__JOB__. Give every line of the material again, exactly as written.

__Data records__.
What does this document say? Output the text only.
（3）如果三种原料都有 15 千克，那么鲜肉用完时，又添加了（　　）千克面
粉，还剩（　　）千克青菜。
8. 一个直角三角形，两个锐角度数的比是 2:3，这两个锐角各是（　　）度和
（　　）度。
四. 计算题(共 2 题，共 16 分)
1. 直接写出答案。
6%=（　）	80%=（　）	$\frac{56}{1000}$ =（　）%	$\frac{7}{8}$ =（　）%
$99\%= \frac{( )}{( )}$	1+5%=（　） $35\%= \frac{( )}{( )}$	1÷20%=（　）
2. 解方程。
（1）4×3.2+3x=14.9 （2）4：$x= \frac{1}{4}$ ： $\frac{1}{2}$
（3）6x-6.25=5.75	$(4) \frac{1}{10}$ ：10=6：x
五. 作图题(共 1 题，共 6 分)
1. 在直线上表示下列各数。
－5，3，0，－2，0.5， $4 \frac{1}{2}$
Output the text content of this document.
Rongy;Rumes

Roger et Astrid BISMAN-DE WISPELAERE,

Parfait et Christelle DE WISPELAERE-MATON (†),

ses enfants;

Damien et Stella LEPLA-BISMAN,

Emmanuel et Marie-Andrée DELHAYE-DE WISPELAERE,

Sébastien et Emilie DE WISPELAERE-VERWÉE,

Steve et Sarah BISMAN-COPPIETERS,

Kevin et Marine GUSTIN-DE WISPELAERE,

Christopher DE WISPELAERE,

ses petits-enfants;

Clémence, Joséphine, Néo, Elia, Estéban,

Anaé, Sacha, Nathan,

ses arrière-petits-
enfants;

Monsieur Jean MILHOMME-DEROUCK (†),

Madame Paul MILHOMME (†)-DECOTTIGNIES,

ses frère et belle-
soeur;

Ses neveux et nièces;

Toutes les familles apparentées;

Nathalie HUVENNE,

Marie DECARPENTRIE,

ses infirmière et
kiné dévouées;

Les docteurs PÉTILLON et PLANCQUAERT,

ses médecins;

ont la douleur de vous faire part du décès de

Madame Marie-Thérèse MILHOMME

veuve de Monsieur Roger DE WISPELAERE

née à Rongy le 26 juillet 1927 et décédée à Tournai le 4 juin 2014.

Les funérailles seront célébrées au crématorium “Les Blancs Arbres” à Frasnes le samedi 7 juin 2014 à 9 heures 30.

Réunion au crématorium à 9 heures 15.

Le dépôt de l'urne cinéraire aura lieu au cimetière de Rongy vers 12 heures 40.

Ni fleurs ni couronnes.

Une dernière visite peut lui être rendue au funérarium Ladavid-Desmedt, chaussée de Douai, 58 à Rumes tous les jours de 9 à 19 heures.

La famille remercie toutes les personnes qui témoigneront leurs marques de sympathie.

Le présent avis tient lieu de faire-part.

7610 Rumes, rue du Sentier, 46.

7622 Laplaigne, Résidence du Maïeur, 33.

__THE OUTPUT__.
What does this document say? Output the text only.
（3）如果三种原料都有 15 千克，那么鲜肉用完时，又添加了（　　）千克面
粉，还剩（　　）千克青菜。
8. 一个直角三角形，两个锐角度数的比是 2:3，这两个锐角各是（　　）度和
（　　）度。
四. 计算题(共 2 题，共 16 分)
1. 直接写出答案。
6%=（　）	80%=（　）	$\frac{56}{1000}$ =（　）%	$\frac{7}{8}$ =（　）%
$99\%= \frac{( )}{( )}$	1+5%=（　） $35\%= \frac{( )}{( )}$	1÷20%=（　）
2. 解方程。
（1）4×3.2+3x=14.9 （2）4：$x= \frac{1}{4}$ ： $\frac{1}{2}$
（3）6x-6.25=5.75	$(4) \frac{1}{10}$ ：10=6：x
五. 作图题(共 1 题，共 6 分)
1. 在直线上表示下列各数。
－5，3，0，－2，0.5， $4 \frac{1}{2}$
Output the text content of this document.
Rongy;Rumes

Roger et Astrid BISMAN-DE WISPELAERE,

Parfait et Christelle DE WISPELAERE-MATON (†),

ses enfants;

Damien et Stella LEPLA-BISMAN,

Emmanuel et Marie-Andrée DELHAYE-DE WISPELAERE,

Sébastien et Emilie DE WISPELAERE-VERWÉE,

Steve et Sarah BISMAN-COPPIETERS,

Kevin et Marine GUSTIN-DE WISPELAERE,

Christopher DE WISPELAERE,

ses petits-enfants;

Clémence, Joséphine, Néo, Elia, Estéban,

Anaé, Sacha, Nathan,

ses arrière-petits-
enfants;

Monsieur Jean MILHOMME-DEROUCK (†),

Madame Paul MILHOMME (†)-DECOTTIGNIES,

ses frère et belle-
soeur;

Ses neveux et nièces;

Toutes les familles apparentées;

Nathalie HUVENNE,

Marie DECARPENTRIE,

ses infirmière et
kiné dévouées;

Les docteurs PÉTILLON et PLANCQUAERT,

ses médecins;

ont la douleur de vous faire part du décès de

Madame Marie-Thérèse MILHOMME

veuve de Monsieur Roger DE WISPELAERE

née à Rongy le 26 juillet 1927 et décédée à Tournai le 4 juin 2014.

Les funérailles seront célébrées au crématorium “Les Blancs Arbres” à Frasnes le samedi 7 juin 2014 à 9 heures 30.

Réunion au crématorium à 9 heures 15.

Le dépôt de l'urne cinéraire aura lieu au cimetière de Rongy vers 12 heures 40.

Ni fleurs ni couronnes.

Une dernière visite peut lui être rendue au funérarium Ladavid-Desmedt, chaussée de Douai, 58 à Rumes tous les jours de 9 à 19 heures.

La famille remercie toutes les personnes qui témoigneront leurs marques de sympathie.

Le présent avis tient lieu de faire-part.

7610 Rumes, rue du Sentier, 46.

7622 Laplaigne, Résidence du Maïeur, 33.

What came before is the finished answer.